AIM:
Every line below is to be quoted exactly, with nothing added or dropped.
━━━ INFORMATION SHOWN
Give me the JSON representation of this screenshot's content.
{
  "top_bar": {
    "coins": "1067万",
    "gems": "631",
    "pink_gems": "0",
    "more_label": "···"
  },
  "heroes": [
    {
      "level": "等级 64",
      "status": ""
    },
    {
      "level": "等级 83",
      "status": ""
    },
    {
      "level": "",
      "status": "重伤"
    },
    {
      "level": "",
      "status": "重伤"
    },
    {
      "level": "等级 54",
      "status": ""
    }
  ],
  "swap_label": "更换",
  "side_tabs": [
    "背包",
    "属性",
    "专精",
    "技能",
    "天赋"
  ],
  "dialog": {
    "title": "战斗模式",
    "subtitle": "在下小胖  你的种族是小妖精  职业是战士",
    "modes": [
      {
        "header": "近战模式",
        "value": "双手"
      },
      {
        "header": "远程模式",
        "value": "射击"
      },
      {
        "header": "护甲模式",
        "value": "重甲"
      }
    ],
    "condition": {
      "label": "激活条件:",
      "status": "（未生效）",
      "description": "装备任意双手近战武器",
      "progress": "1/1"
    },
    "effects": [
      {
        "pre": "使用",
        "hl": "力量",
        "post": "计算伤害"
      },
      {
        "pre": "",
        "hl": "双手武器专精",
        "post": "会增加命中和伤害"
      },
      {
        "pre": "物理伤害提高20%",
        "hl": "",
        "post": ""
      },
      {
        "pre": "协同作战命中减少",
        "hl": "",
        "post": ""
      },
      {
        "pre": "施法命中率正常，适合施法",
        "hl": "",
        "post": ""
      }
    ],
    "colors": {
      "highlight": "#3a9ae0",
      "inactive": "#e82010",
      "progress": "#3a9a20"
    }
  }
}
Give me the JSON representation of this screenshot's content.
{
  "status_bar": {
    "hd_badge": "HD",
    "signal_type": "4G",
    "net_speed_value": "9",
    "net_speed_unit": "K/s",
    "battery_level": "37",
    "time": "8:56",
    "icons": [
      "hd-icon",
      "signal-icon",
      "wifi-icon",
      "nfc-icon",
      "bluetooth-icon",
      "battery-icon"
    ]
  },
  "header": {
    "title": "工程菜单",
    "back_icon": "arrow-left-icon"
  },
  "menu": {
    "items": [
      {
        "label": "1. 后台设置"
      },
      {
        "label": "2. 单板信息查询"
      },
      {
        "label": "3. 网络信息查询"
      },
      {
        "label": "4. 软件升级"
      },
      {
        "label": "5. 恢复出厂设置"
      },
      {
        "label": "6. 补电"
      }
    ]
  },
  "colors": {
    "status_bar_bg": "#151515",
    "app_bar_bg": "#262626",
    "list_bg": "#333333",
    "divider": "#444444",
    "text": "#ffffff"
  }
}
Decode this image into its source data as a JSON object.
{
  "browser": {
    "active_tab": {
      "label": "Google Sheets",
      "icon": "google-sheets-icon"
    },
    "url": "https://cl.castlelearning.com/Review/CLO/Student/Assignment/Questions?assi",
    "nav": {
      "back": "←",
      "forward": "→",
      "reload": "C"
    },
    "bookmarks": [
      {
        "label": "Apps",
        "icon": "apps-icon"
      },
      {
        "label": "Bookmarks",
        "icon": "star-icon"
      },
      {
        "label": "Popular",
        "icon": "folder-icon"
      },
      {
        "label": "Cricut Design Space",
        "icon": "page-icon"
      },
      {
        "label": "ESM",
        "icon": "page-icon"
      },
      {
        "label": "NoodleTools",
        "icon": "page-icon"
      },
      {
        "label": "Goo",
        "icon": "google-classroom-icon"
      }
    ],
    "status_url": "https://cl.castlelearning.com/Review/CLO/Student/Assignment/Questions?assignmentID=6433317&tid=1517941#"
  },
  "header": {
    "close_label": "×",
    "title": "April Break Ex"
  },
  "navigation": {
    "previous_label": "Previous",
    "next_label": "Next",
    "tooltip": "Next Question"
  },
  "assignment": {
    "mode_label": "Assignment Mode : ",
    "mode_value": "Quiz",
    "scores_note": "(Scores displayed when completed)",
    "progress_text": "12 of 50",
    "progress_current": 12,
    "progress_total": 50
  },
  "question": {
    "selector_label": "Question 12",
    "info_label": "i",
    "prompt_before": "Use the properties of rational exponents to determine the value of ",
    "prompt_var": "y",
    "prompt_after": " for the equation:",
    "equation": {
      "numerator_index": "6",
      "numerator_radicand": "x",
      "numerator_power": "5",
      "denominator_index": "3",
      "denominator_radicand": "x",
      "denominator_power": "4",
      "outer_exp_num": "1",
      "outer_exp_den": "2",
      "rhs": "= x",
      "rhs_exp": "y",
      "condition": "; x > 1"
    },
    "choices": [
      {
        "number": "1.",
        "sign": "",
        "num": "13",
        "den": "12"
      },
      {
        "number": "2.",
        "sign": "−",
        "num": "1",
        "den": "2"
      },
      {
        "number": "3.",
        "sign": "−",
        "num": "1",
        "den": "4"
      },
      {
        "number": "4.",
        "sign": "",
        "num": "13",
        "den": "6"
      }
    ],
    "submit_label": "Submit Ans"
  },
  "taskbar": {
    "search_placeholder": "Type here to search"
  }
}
━━━━━━
EXERCISE ANSWER:
Give me the JSON representation of this screenshot's content.
{
  "top_bar": {
    "coins": "1067万",
    "gems": "631",
    "pink_gems": "0",
    "more_label": "···"
  },
  "heroes": [
    {
      "level": "等级 64",
      "status": ""
    },
    {
      "level": "等级 83",
      "status": ""
    },
    {
      "level": "",
      "status": "重伤"
    },
    {
      "level": "",
      "status": "重伤"
    },
    {
      "level": "等级 54",
      "status": ""
    }
  ],
  "swap_label": "更换",
  "side_tabs": [
    "背包",
    "属性",
    "专精",
    "技能",
    "天赋"
  ],
  "dialog": {
    "title": "战斗模式",
    "subtitle": "在下小胖  你的种族是小妖精  职业是战士",
    "modes": [
      {
        "header": "近战模式",
        "value": "双手"
      },
      {
        "header": "远程模式",
        "value": "射击"
      },
      {
        "header": "护甲模式",
        "value": "重甲"
      }
    ],
    "condition": {
      "label": "激活条件:",
      "status": "（未生效）",
      "description": "装备任意双手近战武器",
      "progress": "1/1"
    },
    "effects": [
      {
        "pre": "使用",
        "hl": "力量",
        "post": "计算伤害"
      },
      {
        "pre": "",
        "hl": "双手武器专精",
        "post": "会增加命中和伤害"
      },
      {
        "pre": "物理伤害提高20%",
        "hl": "",
        "post": ""
      },
      {
        "pre": "协同作战命中减少",
        "hl": "",
        "post": ""
      },
      {
        "pre": "施法命中率正常，适合施法",
        "hl": "",
        "post": ""
      }
    ],
    "colors": {
      "highlight": "#3a9ae0",
      "inactive": "#e82010",
      "progress": "#3a9a20"
    }
  }
}
Give me the JSON representation of this screenshot's content.
{
  "status_bar": {
    "hd_badge": "HD",
    "signal_type": "4G",
    "net_speed_value": "9",
    "net_speed_unit": "K/s",
    "battery_level": "37",
    "time": "8:56",
    "icons": [
      "hd-icon",
      "signal-icon",
      "wifi-icon",
      "nfc-icon",
      "bluetooth-icon",
      "battery-icon"
    ]
  },
  "header": {
    "title": "工程菜单",
    "back_icon": "arrow-left-icon"
  },
  "menu": {
    "items": [
      {
        "label": "1. 后台设置"
      },
      {
        "label": "2. 单板信息查询"
      },
      {
        "label": "3. 网络信息查询"
      },
      {
        "label": "4. 软件升级"
      },
      {
        "label": "5. 恢复出厂设置"
      },
      {
        "label": "6. 补电"
      }
    ]
  },
  "colors": {
    "status_bar_bg": "#151515",
    "app_bar_bg": "#262626",
    "list_bg": "#333333",
    "divider": "#444444",
    "text": "#ffffff"
  }
}
Decode this image into its source data as a JSON object.
{
  "browser": {
    "active_tab": {
      "label": "Google Sheets",
      "icon": "google-sheets-icon"
    },
    "url": "https://cl.castlelearning.com/Review/CLO/Student/Assignment/Questions?assi",
    "nav": {
      "back": "←",
      "forward": "→",
      "reload": "C"
    },
    "bookmarks": [
      {
        "label": "Apps",
        "icon": "apps-icon"
      },
      {
        "label": "Bookmarks",
        "icon": "star-icon"
      },
      {
        "label": "Popular",
        "icon": "folder-icon"
      },
      {
        "label": "Cricut Design Space",
        "icon": "page-icon"
      },
      {
        "label": "ESM",
        "icon": "page-icon"
      },
      {
        "label": "NoodleTools",
        "icon": "page-icon"
      },
      {
        "label": "Goo",
        "icon": "google-classroom-icon"
      }
    ],
    "status_url": "https://cl.castlelearning.com/Review/CLO/Student/Assignment/Questions?assignmentID=6433317&tid=1517941#"
  },
  "header": {
    "close_label": "×",
    "title": "April Break Ex"
  },
  "navigation": {
    "previous_label": "Previous",
    "next_label": "Next",
    "tooltip": "Next Question"
  },
  "assignment": {
    "mode_label": "Assignment Mode : ",
    "mode_value": "Quiz",
    "scores_note": "(Scores displayed when completed)",
    "progress_text": "12 of 50",
    "progress_current": 12,
    "progress_total": 50
  },
  "question": {
    "selector_label": "Question 12",
    "info_label": "i",
    "prompt_before": "Use the properties of rational exponents to determine the value of ",
    "prompt_var": "y",
    "prompt_after": " for the equation:",
    "equation": {
      "numerator_index": "6",
      "numerator_radicand": "x",
      "numerator_power": "5",
      "denominator_index": "3",
      "denominator_radicand": "x",
      "denominator_power": "4",
      "outer_exp_num": "1",
      "outer_exp_den": "2",
      "rhs": "= x",
      "rhs_exp": "y",
      "condition": "; x > 1"
    },
    "choices": [
      {
        "number": "1.",
        "sign": "",
        "num": "13",
        "den": "12"
      },
      {
        "number": "2.",
        "sign": "−",
        "num": "1",
        "den": "2"
      },
      {
        "number": "3.",
        "sign": "−",
        "num": "1",
        "den": "4"
      },
      {
        "number": "4.",
        "sign": "",
        "num": "13",
        "den": "6"
      }
    ],
    "submit_label": "Submit Ans"
  },
  "taskbar": {
    "search_placeholder": "Type here to search"
  }
}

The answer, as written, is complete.